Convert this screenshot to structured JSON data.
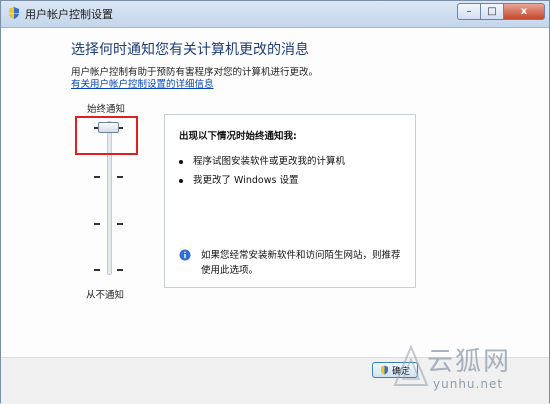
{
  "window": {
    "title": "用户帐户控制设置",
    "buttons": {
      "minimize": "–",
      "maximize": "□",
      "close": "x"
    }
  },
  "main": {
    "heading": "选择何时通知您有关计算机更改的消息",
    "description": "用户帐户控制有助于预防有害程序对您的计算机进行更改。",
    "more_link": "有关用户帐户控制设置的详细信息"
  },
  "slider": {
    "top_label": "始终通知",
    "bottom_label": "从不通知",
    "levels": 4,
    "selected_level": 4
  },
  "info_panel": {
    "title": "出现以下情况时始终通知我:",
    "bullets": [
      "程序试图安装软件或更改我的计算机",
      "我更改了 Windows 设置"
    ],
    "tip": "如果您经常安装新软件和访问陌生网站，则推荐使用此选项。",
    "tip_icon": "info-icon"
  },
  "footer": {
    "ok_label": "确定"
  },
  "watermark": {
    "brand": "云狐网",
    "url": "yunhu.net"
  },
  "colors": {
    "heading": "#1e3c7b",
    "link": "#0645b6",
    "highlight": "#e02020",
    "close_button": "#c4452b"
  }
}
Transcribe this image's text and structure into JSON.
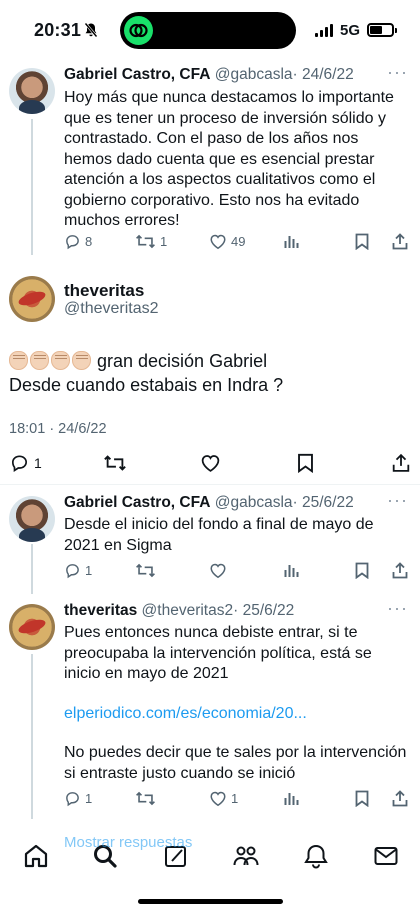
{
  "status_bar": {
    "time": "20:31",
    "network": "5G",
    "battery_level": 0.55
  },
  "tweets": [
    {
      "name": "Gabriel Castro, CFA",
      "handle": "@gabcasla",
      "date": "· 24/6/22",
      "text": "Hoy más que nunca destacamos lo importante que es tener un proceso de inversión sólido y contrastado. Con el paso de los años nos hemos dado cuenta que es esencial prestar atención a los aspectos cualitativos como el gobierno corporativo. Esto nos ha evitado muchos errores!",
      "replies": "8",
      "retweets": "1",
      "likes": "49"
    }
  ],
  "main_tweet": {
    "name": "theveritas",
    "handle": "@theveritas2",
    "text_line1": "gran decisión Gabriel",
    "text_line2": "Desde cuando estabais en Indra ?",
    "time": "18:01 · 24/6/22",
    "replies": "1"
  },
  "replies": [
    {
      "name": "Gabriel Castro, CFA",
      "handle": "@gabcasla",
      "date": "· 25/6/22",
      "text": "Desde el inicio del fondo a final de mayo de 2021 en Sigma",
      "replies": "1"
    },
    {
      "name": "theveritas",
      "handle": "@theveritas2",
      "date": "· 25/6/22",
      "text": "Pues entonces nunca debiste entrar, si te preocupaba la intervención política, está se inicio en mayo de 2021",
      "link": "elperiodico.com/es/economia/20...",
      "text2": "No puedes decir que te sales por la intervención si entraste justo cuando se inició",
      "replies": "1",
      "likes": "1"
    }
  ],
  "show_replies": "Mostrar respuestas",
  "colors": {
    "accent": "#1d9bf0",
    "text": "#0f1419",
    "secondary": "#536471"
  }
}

══════════════════════════════

■ **YOUR TASK**:
Give the data again exactly as written, with all pictures left out.

■ **EXPECTED ANSWER**:
Convert this screenshot to structured JSON data.
{
  "window": {
    "title": "用户帐户控制设置",
    "buttons": {
      "minimize": "–",
      "maximize": "□",
      "close": "x"
    }
  },
  "main": {
    "heading": "选择何时通知您有关计算机更改的消息",
    "description": "用户帐户控制有助于预防有害程序对您的计算机进行更改。",
    "more_link": "有关用户帐户控制设置的详细信息"
  },
  "slider": {
    "top_label": "始终通知",
    "bottom_label": "从不通知",
    "levels": 4,
    "selected_level": 4
  },
  "info_panel": {
    "title": "出现以下情况时始终通知我:",
    "bullets": [
      "程序试图安装软件或更改我的计算机",
      "我更改了 Windows 设置"
    ],
    "tip": "如果您经常安装新软件和访问陌生网站，则推荐使用此选项。",
    "tip_icon": "info-icon"
  },
  "footer": {
    "ok_label": "确定"
  },
  "watermark": {
    "brand": "云狐网",
    "url": "yunhu.net"
  },
  "colors": {
    "heading": "#1e3c7b",
    "link": "#0645b6",
    "highlight": "#e02020",
    "close_button": "#c4452b"
  }
}
Transcribe this image's text and structure into JSON.
{
  "status_bar": {
    "time": "20:31",
    "network": "5G",
    "battery_level": 0.55
  },
  "tweets": [
    {
      "name": "Gabriel Castro, CFA",
      "handle": "@gabcasla",
      "date": "· 24/6/22",
      "text": "Hoy más que nunca destacamos lo importante que es tener un proceso de inversión sólido y contrastado. Con el paso de los años nos hemos dado cuenta que es esencial prestar atención a los aspectos cualitativos como el gobierno corporativo. Esto nos ha evitado muchos errores!",
      "replies": "8",
      "retweets": "1",
      "likes": "49"
    }
  ],
  "main_tweet": {
    "name": "theveritas",
    "handle": "@theveritas2",
    "text_line1": "gran decisión Gabriel",
    "text_line2": "Desde cuando estabais en Indra ?",
    "time": "18:01 · 24/6/22",
    "replies": "1"
  },
  "replies": [
    {
      "name": "Gabriel Castro, CFA",
      "handle": "@gabcasla",
      "date": "· 25/6/22",
      "text": "Desde el inicio del fondo a final de mayo de 2021 en Sigma",
      "replies": "1"
    },
    {
      "name": "theveritas",
      "handle": "@theveritas2",
      "date": "· 25/6/22",
      "text": "Pues entonces nunca debiste entrar, si te preocupaba la intervención política, está se inicio en mayo de 2021",
      "link": "elperiodico.com/es/economia/20...",
      "text2": "No puedes decir que te sales por la intervención si entraste justo cuando se inició",
      "replies": "1",
      "likes": "1"
    }
  ],
  "show_replies": "Mostrar respuestas",
  "colors": {
    "accent": "#1d9bf0",
    "text": "#0f1419",
    "secondary": "#536471"
  }
}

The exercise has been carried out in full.